* [SHORT TASK] Starting at the line that holds "What data populates", copy every line exactly through the end of the data, and no others.

Stored data entries
/---
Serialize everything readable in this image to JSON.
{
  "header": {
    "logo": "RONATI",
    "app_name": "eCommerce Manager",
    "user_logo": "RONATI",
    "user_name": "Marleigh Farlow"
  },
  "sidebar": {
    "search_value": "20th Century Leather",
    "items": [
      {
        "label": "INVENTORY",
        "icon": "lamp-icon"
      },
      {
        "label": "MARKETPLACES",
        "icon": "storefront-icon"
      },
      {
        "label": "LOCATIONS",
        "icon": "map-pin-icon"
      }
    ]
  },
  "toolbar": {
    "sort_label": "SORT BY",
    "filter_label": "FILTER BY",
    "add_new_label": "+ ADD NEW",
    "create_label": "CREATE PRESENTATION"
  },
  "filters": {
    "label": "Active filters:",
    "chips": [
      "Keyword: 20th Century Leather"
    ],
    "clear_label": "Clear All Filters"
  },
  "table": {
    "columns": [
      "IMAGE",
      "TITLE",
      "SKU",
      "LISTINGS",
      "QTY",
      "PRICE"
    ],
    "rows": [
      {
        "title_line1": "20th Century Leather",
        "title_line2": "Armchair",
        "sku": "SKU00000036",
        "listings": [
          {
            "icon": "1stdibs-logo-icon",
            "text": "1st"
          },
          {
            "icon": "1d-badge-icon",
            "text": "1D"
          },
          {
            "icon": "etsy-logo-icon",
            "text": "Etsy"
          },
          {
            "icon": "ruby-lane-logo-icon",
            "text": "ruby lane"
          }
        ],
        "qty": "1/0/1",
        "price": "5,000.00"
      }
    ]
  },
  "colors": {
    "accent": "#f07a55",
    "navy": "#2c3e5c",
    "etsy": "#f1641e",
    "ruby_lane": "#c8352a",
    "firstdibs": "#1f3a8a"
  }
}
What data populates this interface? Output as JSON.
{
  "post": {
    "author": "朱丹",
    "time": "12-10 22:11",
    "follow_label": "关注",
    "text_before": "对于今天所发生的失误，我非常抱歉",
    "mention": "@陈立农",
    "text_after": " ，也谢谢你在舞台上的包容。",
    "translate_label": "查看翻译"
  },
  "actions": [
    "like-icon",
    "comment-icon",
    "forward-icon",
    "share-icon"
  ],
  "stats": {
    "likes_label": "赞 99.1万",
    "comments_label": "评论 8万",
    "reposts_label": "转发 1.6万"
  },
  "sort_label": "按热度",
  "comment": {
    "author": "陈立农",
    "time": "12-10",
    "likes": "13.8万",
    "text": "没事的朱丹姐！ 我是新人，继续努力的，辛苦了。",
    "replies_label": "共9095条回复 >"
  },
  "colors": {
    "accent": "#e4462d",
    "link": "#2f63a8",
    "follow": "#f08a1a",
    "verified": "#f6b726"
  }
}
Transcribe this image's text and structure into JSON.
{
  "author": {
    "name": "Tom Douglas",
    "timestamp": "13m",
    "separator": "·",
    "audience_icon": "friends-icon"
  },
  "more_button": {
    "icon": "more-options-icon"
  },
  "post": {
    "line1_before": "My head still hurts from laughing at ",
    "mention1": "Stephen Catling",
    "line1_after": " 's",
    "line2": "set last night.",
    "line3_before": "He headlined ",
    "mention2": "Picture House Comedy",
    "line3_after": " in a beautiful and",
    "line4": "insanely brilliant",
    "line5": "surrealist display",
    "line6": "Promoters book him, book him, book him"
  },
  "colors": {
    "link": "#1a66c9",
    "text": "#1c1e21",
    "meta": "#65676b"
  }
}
\---
* [OUTPUT OF THE TASK]
What data populates this interface? Output as JSON.
{
  "post": {
    "author": "朱丹",
    "time": "12-10 22:11",
    "follow_label": "关注",
    "text_before": "对于今天所发生的失误，我非常抱歉",
    "mention": "@陈立农",
    "text_after": " ，也谢谢你在舞台上的包容。",
    "translate_label": "查看翻译"
  },
  "actions": [
    "like-icon",
    "comment-icon",
    "forward-icon",
    "share-icon"
  ],
  "stats": {
    "likes_label": "赞 99.1万",
    "comments_label": "评论 8万",
    "reposts_label": "转发 1.6万"
  },
  "sort_label": "按热度",
  "comment": {
    "author": "陈立农",
    "time": "12-10",
    "likes": "13.8万",
    "text": "没事的朱丹姐！ 我是新人，继续努力的，辛苦了。",
    "replies_label": "共9095条回复 >"
  },
  "colors": {
    "accent": "#e4462d",
    "link": "#2f63a8",
    "follow": "#f08a1a",
    "verified": "#f6b726"
  }
}
Transcribe this image's text and structure into JSON.
{
  "author": {
    "name": "Tom Douglas",
    "timestamp": "13m",
    "separator": "·",
    "audience_icon": "friends-icon"
  },
  "more_button": {
    "icon": "more-options-icon"
  },
  "post": {
    "line1_before": "My head still hurts from laughing at ",
    "mention1": "Stephen Catling",
    "line1_after": " 's",
    "line2": "set last night.",
    "line3_before": "He headlined ",
    "mention2": "Picture House Comedy",
    "line3_after": " in a beautiful and",
    "line4": "insanely brilliant",
    "line5": "surrealist display",
    "line6": "Promoters book him, book him, book him"
  },
  "colors": {
    "link": "#1a66c9",
    "text": "#1c1e21",
    "meta": "#65676b"
  }
}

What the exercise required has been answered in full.